RECORD SET =
* BEGIN *

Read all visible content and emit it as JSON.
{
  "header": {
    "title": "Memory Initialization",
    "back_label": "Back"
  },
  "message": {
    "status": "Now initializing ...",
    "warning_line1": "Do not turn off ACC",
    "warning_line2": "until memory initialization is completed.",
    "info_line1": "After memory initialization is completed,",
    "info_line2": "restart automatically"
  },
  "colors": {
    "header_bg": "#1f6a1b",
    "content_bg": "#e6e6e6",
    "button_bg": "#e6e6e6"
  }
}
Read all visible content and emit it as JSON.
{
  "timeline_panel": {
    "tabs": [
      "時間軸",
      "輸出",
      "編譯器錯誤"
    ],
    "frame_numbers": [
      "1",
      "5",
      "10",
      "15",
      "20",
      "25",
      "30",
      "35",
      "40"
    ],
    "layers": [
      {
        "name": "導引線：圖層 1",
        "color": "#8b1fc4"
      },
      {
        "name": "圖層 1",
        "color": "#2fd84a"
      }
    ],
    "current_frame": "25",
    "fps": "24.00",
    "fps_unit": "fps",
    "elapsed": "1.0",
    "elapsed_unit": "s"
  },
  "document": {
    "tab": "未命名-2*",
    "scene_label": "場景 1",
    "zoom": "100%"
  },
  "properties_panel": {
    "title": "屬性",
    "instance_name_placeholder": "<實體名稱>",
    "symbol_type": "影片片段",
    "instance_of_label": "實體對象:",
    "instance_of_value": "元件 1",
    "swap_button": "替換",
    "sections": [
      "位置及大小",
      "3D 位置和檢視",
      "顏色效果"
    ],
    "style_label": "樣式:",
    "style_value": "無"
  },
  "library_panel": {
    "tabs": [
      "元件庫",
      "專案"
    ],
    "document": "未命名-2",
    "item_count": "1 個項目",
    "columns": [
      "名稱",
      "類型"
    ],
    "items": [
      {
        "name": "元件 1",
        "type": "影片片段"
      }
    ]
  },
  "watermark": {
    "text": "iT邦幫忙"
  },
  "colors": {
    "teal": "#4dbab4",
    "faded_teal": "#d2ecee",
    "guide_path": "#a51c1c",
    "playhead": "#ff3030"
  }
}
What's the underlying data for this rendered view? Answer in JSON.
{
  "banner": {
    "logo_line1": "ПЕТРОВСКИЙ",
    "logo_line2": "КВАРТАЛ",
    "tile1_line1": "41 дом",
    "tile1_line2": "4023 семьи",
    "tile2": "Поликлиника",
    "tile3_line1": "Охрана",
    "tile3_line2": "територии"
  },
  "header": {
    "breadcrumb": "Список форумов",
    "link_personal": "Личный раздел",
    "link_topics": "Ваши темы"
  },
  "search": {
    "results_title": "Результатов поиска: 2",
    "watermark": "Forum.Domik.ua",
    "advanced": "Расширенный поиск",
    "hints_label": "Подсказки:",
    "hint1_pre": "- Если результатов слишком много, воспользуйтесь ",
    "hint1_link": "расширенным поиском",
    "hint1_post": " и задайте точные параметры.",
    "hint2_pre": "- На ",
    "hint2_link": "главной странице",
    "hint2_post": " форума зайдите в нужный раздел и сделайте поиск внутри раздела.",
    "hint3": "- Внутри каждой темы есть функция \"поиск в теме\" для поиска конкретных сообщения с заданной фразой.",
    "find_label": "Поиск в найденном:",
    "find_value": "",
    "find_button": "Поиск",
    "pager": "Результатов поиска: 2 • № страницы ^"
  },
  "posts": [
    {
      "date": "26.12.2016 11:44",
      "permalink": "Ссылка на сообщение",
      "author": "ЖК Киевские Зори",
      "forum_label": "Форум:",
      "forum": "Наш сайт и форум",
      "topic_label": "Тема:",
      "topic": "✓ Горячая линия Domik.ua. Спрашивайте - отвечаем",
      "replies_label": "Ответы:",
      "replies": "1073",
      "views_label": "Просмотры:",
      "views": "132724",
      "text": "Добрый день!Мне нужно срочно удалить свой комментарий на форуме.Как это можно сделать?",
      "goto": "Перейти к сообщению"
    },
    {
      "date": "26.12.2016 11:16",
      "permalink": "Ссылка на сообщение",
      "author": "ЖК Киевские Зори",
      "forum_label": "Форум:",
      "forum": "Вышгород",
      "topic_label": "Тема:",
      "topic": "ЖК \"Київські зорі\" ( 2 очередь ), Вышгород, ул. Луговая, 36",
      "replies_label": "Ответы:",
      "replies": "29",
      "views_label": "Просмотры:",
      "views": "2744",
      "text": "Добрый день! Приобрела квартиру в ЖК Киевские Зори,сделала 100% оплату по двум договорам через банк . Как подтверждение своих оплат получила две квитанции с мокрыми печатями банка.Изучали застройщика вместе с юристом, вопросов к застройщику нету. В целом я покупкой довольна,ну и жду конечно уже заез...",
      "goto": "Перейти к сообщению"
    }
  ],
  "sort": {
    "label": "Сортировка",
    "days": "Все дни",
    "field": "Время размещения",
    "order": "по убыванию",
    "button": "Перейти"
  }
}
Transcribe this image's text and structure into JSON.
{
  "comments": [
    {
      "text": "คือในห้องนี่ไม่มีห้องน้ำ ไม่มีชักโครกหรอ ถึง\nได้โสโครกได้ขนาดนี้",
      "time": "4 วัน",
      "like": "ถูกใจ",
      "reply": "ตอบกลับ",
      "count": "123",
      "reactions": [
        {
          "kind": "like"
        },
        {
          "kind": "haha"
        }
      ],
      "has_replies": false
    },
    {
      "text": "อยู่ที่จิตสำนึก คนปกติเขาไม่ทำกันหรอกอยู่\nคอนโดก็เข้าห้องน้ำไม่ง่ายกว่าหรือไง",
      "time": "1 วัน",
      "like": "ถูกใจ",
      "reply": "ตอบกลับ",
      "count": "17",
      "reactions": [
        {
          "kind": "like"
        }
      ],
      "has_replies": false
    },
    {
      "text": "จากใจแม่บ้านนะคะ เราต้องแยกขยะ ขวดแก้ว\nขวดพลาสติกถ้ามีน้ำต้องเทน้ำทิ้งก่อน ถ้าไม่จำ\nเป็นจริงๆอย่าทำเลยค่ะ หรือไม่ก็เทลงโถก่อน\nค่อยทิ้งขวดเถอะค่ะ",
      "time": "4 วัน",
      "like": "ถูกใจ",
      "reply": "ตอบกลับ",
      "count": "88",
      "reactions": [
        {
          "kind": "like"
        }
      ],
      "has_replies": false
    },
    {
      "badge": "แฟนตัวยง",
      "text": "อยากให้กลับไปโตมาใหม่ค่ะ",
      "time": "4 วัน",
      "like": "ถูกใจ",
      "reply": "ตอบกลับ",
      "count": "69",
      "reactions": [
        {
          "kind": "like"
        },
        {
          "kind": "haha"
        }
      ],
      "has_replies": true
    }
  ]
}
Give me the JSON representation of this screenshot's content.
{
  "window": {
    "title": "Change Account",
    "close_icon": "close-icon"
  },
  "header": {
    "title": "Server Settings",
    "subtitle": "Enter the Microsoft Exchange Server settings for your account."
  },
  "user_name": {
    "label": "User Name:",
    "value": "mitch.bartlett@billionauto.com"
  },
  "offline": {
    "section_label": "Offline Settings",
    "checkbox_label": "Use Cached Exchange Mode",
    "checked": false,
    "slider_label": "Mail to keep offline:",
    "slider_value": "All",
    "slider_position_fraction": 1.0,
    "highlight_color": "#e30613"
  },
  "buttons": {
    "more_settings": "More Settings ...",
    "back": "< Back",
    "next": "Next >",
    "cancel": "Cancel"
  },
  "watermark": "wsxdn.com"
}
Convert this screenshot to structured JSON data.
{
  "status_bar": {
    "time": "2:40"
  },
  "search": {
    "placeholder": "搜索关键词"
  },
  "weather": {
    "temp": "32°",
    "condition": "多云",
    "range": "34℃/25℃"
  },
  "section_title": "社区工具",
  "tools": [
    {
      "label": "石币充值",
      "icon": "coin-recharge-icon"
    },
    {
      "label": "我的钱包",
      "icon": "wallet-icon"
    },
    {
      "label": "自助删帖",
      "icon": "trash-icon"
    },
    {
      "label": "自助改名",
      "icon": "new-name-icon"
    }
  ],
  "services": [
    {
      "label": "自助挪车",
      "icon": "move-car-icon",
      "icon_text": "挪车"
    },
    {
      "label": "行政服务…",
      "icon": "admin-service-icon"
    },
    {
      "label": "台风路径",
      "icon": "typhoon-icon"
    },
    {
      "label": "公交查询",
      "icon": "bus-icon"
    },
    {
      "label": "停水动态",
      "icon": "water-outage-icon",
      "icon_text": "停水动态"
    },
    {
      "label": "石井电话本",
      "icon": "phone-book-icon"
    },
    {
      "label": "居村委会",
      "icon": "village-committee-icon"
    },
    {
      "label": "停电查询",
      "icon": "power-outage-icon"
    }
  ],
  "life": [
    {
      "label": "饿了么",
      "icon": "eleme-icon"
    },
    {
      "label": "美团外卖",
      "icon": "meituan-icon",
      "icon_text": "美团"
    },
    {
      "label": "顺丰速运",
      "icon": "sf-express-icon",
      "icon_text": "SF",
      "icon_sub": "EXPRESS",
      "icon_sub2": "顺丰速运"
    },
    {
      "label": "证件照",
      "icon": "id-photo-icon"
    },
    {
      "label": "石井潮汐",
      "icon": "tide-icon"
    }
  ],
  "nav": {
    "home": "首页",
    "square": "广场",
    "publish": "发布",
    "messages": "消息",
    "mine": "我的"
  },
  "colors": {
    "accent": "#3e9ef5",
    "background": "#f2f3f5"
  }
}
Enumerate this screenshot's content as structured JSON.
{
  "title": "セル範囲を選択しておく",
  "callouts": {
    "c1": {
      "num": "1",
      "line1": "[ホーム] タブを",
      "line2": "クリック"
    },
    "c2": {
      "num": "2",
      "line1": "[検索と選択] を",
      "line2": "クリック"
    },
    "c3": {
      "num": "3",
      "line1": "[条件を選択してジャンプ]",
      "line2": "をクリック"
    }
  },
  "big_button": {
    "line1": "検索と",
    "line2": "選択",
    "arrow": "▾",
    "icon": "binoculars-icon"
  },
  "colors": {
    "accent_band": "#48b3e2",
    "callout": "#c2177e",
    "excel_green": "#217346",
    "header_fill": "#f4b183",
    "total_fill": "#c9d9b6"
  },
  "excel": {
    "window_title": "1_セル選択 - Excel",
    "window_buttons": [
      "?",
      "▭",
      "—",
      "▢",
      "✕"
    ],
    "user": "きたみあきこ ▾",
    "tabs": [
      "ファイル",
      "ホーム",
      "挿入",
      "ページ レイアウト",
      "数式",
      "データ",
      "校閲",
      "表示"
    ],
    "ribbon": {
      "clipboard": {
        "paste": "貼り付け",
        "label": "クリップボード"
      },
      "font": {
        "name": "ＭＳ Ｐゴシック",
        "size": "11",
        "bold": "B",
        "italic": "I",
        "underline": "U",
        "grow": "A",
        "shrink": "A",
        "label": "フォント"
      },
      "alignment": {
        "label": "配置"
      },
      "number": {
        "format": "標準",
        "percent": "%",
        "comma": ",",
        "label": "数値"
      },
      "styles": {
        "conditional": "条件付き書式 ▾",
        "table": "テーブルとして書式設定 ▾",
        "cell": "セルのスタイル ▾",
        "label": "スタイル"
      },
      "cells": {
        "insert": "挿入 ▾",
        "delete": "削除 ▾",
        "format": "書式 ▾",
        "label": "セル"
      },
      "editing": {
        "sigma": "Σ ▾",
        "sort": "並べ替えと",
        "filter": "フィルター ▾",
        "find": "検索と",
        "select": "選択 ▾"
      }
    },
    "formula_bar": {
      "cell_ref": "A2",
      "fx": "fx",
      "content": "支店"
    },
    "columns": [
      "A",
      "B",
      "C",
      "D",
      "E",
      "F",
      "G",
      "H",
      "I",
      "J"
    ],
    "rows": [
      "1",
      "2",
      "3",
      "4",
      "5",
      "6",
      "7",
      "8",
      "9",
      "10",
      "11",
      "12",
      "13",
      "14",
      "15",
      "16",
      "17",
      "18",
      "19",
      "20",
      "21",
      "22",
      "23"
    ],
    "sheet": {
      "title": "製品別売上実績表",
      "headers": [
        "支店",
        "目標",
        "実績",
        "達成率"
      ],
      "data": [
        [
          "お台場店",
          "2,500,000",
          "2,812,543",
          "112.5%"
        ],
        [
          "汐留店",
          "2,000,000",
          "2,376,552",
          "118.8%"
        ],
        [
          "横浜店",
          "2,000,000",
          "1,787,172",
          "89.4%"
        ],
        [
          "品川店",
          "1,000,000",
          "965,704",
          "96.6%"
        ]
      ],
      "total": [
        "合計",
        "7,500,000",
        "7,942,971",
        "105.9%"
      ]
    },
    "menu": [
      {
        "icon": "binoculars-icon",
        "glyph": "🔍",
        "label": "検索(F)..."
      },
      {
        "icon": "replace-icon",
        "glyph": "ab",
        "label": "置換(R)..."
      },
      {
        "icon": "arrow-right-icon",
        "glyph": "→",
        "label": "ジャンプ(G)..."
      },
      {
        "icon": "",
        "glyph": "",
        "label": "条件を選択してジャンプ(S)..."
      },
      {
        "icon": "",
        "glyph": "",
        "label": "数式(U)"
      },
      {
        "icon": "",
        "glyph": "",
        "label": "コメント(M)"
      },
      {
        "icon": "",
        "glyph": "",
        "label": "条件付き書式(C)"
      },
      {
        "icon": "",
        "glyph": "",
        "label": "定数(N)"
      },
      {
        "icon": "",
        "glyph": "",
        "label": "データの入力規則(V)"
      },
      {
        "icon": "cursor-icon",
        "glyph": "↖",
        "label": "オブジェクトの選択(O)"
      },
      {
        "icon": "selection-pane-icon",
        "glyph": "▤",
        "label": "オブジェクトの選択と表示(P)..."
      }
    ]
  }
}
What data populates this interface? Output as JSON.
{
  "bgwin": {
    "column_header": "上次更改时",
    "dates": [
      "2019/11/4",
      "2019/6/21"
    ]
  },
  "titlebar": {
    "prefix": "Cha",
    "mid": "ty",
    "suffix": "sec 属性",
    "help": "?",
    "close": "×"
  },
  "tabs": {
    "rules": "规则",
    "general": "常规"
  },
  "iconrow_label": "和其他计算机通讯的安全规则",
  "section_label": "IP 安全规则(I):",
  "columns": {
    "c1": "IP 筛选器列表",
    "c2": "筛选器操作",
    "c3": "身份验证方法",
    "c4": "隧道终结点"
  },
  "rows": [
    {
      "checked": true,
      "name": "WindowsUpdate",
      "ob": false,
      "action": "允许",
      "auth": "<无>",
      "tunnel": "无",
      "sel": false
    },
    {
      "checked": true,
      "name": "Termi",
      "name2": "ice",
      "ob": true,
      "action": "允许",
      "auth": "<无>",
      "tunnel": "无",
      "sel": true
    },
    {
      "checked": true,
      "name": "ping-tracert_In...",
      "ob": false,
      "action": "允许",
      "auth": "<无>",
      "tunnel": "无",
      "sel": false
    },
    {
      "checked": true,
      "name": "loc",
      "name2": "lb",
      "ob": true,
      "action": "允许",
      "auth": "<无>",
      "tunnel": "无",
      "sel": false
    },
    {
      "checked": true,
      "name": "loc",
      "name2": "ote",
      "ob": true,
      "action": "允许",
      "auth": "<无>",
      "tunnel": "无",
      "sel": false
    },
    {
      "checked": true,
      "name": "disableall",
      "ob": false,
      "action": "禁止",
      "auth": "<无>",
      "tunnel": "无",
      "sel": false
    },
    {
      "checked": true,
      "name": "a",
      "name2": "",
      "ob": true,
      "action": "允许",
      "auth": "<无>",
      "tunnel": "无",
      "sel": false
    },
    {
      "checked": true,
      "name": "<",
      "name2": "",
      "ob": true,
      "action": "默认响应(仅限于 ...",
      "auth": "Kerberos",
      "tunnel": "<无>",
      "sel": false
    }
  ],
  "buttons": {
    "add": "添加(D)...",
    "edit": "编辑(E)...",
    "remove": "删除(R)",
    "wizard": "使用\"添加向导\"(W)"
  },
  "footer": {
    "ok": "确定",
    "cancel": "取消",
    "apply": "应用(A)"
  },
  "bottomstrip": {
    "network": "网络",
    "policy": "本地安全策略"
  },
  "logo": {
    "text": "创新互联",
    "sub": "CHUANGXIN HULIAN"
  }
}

* END *

EXERCISE REQUIREMENTS = What is the number of lines in the records that contain "outage"? Give that number only.

EXERCISE RESPONSE = 2